Instruction:
Print out every line, exactly as written.
[BEGIN]
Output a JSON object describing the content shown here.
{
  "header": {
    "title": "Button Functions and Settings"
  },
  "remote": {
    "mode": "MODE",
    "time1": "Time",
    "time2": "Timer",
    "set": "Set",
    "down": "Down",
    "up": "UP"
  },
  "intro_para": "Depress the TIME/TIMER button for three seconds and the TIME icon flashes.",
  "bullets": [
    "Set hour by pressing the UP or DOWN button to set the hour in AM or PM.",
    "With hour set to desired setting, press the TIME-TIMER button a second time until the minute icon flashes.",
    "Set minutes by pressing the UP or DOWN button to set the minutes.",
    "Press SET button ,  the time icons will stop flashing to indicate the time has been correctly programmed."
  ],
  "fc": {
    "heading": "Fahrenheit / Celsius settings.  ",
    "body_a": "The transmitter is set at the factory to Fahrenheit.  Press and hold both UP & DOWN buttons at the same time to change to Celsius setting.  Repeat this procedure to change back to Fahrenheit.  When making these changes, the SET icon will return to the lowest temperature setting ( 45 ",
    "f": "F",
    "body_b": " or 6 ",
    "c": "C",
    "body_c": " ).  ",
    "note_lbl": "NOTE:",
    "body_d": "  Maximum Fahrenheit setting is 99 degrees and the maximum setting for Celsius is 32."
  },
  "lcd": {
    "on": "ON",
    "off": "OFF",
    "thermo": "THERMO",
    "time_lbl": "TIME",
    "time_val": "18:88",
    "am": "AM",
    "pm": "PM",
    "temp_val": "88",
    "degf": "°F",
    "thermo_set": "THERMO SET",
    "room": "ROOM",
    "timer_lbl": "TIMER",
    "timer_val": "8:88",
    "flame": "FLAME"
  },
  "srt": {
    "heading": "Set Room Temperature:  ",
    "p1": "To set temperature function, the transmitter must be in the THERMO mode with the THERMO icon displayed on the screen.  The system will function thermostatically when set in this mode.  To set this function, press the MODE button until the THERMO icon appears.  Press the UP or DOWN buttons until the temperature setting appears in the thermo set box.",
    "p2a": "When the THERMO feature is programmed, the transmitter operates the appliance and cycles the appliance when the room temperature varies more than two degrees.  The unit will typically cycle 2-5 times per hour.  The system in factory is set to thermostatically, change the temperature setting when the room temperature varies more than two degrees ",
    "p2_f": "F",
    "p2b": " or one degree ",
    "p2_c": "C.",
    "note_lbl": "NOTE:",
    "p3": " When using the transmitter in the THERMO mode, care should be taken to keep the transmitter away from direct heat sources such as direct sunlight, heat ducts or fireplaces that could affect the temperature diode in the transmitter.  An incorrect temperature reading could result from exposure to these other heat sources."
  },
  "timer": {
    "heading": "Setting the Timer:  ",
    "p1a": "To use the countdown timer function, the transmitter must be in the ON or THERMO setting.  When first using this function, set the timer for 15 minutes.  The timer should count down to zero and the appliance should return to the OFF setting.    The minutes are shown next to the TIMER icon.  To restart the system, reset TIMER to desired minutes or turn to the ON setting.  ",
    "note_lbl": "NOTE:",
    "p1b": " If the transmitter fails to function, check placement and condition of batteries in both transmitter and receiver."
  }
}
[END]
Reply:
Output a JSON object describing the content shown here.
{
  "header": {
    "title": "Button Functions and Settings"
  },
  "remote": {
    "mode": "MODE",
    "time1": "Time",
    "time2": "Timer",
    "set": "Set",
    "down": "Down",
    "up": "UP"
  },
  "intro_para": "Depress the TIME/TIMER button for three seconds and the TIME icon flashes.",
  "bullets": [
    "Set hour by pressing the UP or DOWN button to set the hour in AM or PM.",
    "With hour set to desired setting, press the TIME-TIMER button a second time until the minute icon flashes.",
    "Set minutes by pressing the UP or DOWN button to set the minutes.",
    "Press SET button ,  the time icons will stop flashing to indicate the time has been correctly programmed."
  ],
  "fc": {
    "heading": "Fahrenheit / Celsius settings.  ",
    "body_a": "The transmitter is set at the factory to Fahrenheit.  Press and hold both UP & DOWN buttons at the same time to change to Celsius setting.  Repeat this procedure to change back to Fahrenheit.  When making these changes, the SET icon will return to the lowest temperature setting ( 45 ",
    "f": "F",
    "body_b": " or 6 ",
    "c": "C",
    "body_c": " ).  ",
    "note_lbl": "NOTE:",
    "body_d": "  Maximum Fahrenheit setting is 99 degrees and the maximum setting for Celsius is 32."
  },
  "lcd": {
    "on": "ON",
    "off": "OFF",
    "thermo": "THERMO",
    "time_lbl": "TIME",
    "time_val": "18:88",
    "am": "AM",
    "pm": "PM",
    "temp_val": "88",
    "degf": "°F",
    "thermo_set": "THERMO SET",
    "room": "ROOM",
    "timer_lbl": "TIMER",
    "timer_val": "8:88",
    "flame": "FLAME"
  },
  "srt": {
    "heading": "Set Room Temperature:  ",
    "p1": "To set temperature function, the transmitter must be in the THERMO mode with the THERMO icon displayed on the screen.  The system will function thermostatically when set in this mode.  To set this function, press the MODE button until the THERMO icon appears.  Press the UP or DOWN buttons until the temperature setting appears in the thermo set box.",
    "p2a": "When the THERMO feature is programmed, the transmitter operates the appliance and cycles the appliance when the room temperature varies more than two degrees.  The unit will typically cycle 2-5 times per hour.  The system in factory is set to thermostatically, change the temperature setting when the room temperature varies more than two degrees ",
    "p2_f": "F",
    "p2b": " or one degree ",
    "p2_c": "C.",
    "note_lbl": "NOTE:",
    "p3": " When using the transmitter in the THERMO mode, care should be taken to keep the transmitter away from direct heat sources such as direct sunlight, heat ducts or fireplaces that could affect the temperature diode in the transmitter.  An incorrect temperature reading could result from exposure to these other heat sources."
  },
  "timer": {
    "heading": "Setting the Timer:  ",
    "p1a": "To use the countdown timer function, the transmitter must be in the ON or THERMO setting.  When first using this function, set the timer for 15 minutes.  The timer should count down to zero and the appliance should return to the OFF setting.    The minutes are shown next to the TIMER icon.  To restart the system, reset TIMER to desired minutes or turn to the ON setting.  ",
    "note_lbl": "NOTE:",
    "p1b": " If the transmitter fails to function, check placement and condition of batteries in both transmitter and receiver."
  }
}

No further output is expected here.